- Aim of the task: Out of the lines below, please list those that hold the string "params".

---- Items

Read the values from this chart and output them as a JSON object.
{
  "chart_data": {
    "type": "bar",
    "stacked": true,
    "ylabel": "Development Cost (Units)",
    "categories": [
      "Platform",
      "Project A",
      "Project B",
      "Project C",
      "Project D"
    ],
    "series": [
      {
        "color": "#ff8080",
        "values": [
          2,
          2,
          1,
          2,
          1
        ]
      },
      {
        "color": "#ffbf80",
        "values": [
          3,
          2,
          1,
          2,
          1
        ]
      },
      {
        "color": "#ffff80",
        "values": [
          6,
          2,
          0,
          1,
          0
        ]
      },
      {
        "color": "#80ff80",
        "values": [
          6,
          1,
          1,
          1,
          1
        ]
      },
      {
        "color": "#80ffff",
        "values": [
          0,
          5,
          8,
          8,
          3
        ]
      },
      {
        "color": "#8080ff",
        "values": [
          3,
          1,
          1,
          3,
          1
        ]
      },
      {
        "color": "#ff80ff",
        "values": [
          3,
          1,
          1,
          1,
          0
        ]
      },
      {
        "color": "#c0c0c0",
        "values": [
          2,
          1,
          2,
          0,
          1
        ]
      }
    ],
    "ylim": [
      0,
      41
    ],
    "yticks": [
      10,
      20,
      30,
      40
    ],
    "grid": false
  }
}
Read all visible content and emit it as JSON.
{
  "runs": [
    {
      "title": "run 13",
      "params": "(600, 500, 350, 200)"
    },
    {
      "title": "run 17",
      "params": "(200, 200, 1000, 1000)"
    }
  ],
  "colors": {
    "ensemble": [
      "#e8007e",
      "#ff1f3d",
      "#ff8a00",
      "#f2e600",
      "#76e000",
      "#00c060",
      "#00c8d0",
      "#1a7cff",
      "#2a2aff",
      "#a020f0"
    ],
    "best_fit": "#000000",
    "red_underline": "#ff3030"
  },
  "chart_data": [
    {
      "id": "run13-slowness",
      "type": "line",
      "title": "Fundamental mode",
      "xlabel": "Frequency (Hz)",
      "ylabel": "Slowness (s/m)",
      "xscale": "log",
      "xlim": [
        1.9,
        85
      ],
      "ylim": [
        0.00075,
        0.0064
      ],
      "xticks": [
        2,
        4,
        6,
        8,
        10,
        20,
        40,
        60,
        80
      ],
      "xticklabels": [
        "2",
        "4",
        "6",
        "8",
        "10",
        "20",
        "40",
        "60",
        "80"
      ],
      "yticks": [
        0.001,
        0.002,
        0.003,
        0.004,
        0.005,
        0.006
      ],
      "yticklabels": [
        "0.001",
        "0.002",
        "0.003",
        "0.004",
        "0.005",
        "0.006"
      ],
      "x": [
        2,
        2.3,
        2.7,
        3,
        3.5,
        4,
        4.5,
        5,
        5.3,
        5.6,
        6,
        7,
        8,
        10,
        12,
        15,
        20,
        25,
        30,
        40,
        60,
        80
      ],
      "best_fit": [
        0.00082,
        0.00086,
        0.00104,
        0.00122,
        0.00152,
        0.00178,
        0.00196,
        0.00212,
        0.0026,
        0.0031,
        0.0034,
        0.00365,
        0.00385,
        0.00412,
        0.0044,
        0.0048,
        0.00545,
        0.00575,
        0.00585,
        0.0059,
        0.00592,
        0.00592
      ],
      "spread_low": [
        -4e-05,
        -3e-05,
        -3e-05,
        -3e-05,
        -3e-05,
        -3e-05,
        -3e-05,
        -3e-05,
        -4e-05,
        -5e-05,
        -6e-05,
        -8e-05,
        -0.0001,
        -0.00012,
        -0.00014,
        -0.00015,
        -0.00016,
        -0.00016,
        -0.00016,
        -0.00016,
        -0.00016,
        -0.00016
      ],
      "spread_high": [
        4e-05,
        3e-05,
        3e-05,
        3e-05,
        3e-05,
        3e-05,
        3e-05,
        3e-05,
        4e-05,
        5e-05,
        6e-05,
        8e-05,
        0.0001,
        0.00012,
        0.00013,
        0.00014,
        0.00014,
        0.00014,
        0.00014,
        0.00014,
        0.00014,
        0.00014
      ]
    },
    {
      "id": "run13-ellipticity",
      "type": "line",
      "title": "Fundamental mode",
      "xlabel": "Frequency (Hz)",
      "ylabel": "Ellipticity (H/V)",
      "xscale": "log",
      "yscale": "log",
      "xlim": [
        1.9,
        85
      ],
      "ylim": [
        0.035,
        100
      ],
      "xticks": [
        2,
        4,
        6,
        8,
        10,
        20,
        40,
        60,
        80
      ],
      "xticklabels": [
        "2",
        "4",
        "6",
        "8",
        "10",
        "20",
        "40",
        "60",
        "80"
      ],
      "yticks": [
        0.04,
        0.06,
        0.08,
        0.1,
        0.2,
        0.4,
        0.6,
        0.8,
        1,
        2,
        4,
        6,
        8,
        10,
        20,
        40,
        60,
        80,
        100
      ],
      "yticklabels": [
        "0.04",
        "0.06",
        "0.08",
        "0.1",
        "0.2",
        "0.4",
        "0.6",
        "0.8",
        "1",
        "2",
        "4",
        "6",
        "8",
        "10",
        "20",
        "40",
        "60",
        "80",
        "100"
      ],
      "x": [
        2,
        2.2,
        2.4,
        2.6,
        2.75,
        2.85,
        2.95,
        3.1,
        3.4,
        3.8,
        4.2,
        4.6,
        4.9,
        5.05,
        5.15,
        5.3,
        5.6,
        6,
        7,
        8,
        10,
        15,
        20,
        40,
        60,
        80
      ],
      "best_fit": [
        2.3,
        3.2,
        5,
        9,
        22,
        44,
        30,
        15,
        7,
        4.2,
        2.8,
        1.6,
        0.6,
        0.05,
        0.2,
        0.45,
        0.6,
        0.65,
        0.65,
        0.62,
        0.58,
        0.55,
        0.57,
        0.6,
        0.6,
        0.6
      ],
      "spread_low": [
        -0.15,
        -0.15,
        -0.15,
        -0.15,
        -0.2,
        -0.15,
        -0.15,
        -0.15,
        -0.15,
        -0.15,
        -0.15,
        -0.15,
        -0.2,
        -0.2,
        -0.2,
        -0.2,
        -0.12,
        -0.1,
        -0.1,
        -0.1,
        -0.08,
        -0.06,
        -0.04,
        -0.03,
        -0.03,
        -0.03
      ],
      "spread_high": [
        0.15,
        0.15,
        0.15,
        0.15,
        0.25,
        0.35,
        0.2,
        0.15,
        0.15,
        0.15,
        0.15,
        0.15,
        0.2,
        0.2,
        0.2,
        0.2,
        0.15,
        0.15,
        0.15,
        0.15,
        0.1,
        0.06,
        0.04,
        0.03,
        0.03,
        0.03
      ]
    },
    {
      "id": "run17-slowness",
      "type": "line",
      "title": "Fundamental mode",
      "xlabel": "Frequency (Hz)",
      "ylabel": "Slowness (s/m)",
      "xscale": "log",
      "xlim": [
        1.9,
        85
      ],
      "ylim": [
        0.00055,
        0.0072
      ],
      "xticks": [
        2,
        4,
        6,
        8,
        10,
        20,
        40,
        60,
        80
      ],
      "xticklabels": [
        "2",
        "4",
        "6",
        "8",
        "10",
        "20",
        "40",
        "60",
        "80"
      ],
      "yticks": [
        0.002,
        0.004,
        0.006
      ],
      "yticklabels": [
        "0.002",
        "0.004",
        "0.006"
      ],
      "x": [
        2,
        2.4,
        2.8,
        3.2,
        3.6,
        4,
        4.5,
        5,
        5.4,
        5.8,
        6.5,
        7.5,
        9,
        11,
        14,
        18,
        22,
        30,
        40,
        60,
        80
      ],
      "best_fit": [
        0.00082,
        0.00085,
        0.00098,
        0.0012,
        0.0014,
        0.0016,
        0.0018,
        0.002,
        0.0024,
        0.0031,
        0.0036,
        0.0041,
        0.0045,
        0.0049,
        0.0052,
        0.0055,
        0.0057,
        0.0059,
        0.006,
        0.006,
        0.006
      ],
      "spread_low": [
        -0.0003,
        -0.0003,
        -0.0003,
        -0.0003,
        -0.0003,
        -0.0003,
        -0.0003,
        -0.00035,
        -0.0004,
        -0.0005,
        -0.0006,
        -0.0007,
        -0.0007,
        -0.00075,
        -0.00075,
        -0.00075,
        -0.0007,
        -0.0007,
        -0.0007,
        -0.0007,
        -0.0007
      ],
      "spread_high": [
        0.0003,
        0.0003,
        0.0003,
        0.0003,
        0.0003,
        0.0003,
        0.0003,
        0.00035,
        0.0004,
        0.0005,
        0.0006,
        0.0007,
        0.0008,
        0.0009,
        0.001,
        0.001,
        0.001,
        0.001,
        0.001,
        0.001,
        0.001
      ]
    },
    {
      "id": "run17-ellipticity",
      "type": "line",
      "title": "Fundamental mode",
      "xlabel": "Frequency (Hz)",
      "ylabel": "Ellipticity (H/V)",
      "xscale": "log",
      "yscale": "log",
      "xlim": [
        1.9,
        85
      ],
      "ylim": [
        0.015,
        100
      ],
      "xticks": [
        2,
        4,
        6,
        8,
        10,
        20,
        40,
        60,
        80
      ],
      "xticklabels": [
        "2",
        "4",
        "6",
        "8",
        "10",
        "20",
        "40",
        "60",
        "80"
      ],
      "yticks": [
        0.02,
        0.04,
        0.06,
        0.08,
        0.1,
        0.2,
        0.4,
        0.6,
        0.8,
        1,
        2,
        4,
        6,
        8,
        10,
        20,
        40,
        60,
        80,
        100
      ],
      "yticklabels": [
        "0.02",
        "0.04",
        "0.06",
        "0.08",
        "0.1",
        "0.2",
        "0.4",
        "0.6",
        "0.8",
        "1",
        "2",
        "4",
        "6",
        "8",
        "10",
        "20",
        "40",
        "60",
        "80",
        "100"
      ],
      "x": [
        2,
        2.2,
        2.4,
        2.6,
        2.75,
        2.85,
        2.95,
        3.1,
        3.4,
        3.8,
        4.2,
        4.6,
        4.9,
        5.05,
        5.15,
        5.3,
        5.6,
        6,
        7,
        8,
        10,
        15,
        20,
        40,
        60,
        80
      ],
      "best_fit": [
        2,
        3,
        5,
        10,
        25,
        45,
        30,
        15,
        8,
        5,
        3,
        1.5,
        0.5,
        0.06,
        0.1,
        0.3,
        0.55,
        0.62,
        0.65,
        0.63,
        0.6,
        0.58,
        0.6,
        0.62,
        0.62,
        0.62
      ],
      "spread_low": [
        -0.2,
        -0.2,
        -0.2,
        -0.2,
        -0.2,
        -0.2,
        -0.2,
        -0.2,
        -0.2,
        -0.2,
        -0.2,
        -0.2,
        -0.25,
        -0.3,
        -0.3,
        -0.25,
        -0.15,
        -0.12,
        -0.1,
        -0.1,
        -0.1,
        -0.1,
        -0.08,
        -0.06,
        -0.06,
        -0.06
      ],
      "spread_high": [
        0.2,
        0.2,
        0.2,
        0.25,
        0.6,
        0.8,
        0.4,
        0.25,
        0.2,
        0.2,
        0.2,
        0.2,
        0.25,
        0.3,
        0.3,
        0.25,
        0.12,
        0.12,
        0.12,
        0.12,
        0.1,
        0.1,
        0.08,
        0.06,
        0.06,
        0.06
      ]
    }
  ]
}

--------

- In response:
      "params": "(600, 500, 350, 200)"
      "params": "(200, 200, 1000, 1000)"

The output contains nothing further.